Task objective
For this exercise, copy out each line of the material below that includes "SELECT".

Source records

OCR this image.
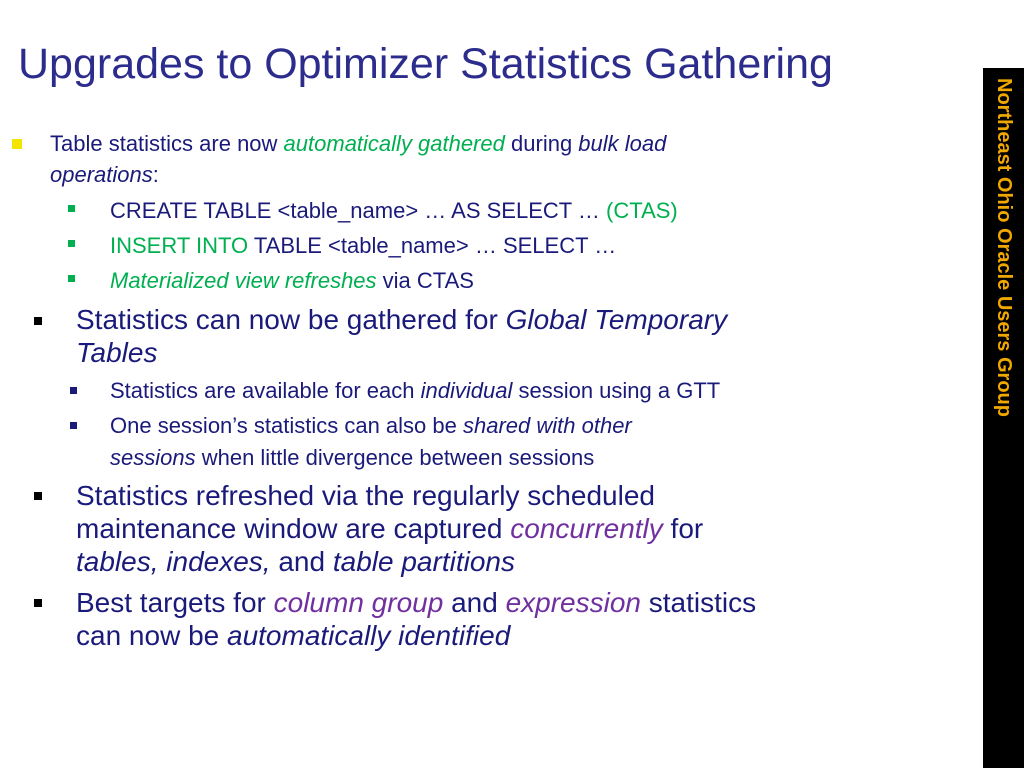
Upgrades to Optimizer Statistics Gathering
Northeast Ohio Oracle Users Group
Table statistics are now automatically gathered during bulk load
operations:
CREATE TABLE <table_name> … AS SELECT … (CTAS)
INSERT INTO TABLE <table_name> … SELECT …
Materialized view refreshes via CTAS
Statistics can now be gathered for Global Temporary
Tables
Statistics are available for each individual session using a GTT
One session’s statistics can also be shared with other
sessions when little divergence between sessions
Statistics refreshed via the regularly scheduled
maintenance window are captured concurrently for
tables, indexes, and table partitions
Best targets for column group and expression statistics
can now be automatically identified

Final result
CREATE TABLE <table_name> … AS SELECT … (CTAS)
INSERT INTO TABLE <table_name> … SELECT …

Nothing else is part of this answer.